-- Information provided start --

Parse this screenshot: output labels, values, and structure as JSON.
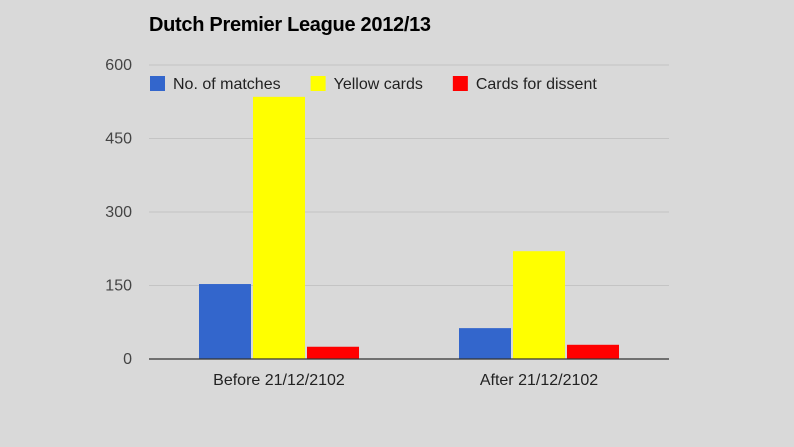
{
  "chart_data": {
    "type": "bar",
    "title": "Dutch Premier League 2012/13",
    "xlabel": "",
    "ylabel": "",
    "categories": [
      "Before 21/12/2102",
      "After 21/12/2102"
    ],
    "series": [
      {
        "name": "No. of matches",
        "values": [
          153,
          63
        ],
        "color": "#3366cc"
      },
      {
        "name": "Yellow cards",
        "values": [
          535,
          220
        ],
        "color": "#ffff00"
      },
      {
        "name": "Cards for dissent",
        "values": [
          25,
          29
        ],
        "color": "#ff0000"
      }
    ],
    "ylim": [
      0,
      600
    ],
    "yticks": [
      0,
      150,
      300,
      450,
      600
    ],
    "grid": true,
    "legend_position": "top"
  }
}
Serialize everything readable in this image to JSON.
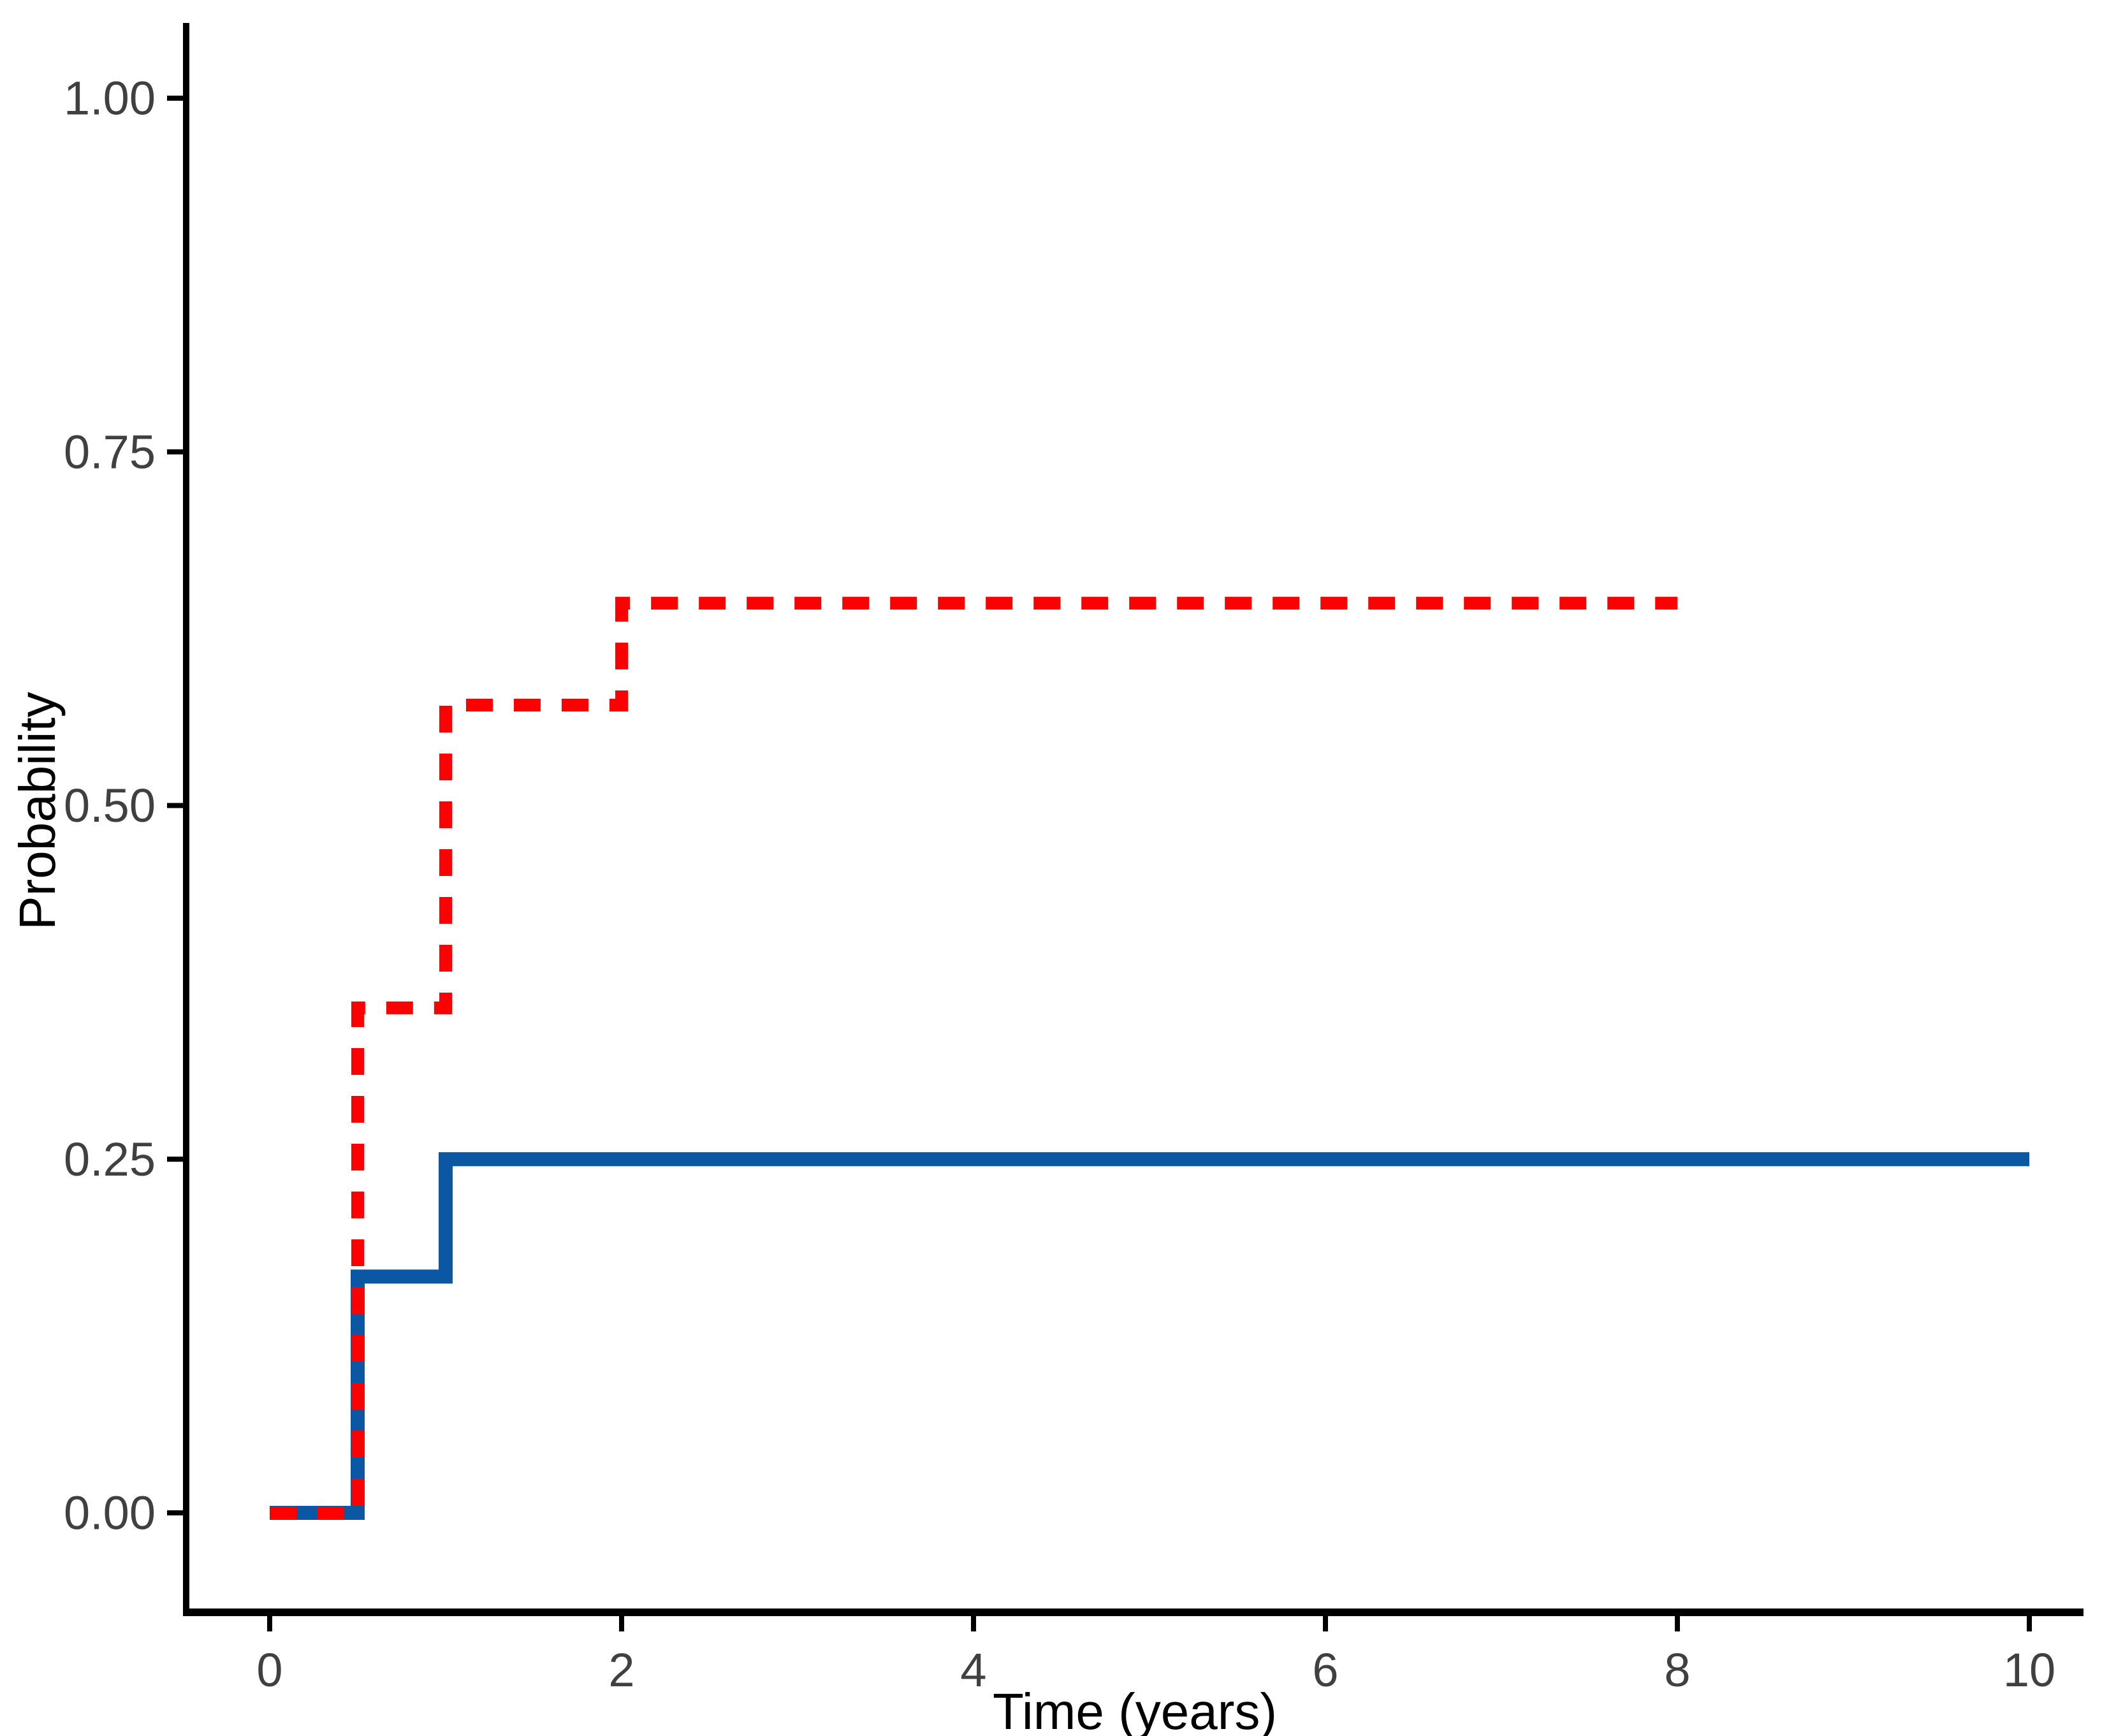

-- Information provided end --

*Exercise goal:* All of the data above should be quoted exactly, except for the pictures.

*Written solution:*
Parse this screenshot: output labels, values, and structure as JSON.
{
  "chart_data": {
    "type": "bar",
    "title": "Dutch Premier League 2012/13",
    "xlabel": "",
    "ylabel": "",
    "categories": [
      "Before 21/12/2102",
      "After 21/12/2102"
    ],
    "series": [
      {
        "name": "No. of matches",
        "values": [
          153,
          63
        ],
        "color": "#3366cc"
      },
      {
        "name": "Yellow cards",
        "values": [
          535,
          220
        ],
        "color": "#ffff00"
      },
      {
        "name": "Cards for dissent",
        "values": [
          25,
          29
        ],
        "color": "#ff0000"
      }
    ],
    "ylim": [
      0,
      600
    ],
    "yticks": [
      0,
      150,
      300,
      450,
      600
    ],
    "grid": true,
    "legend_position": "top"
  }
}
Serialize everything readable in this image to JSON.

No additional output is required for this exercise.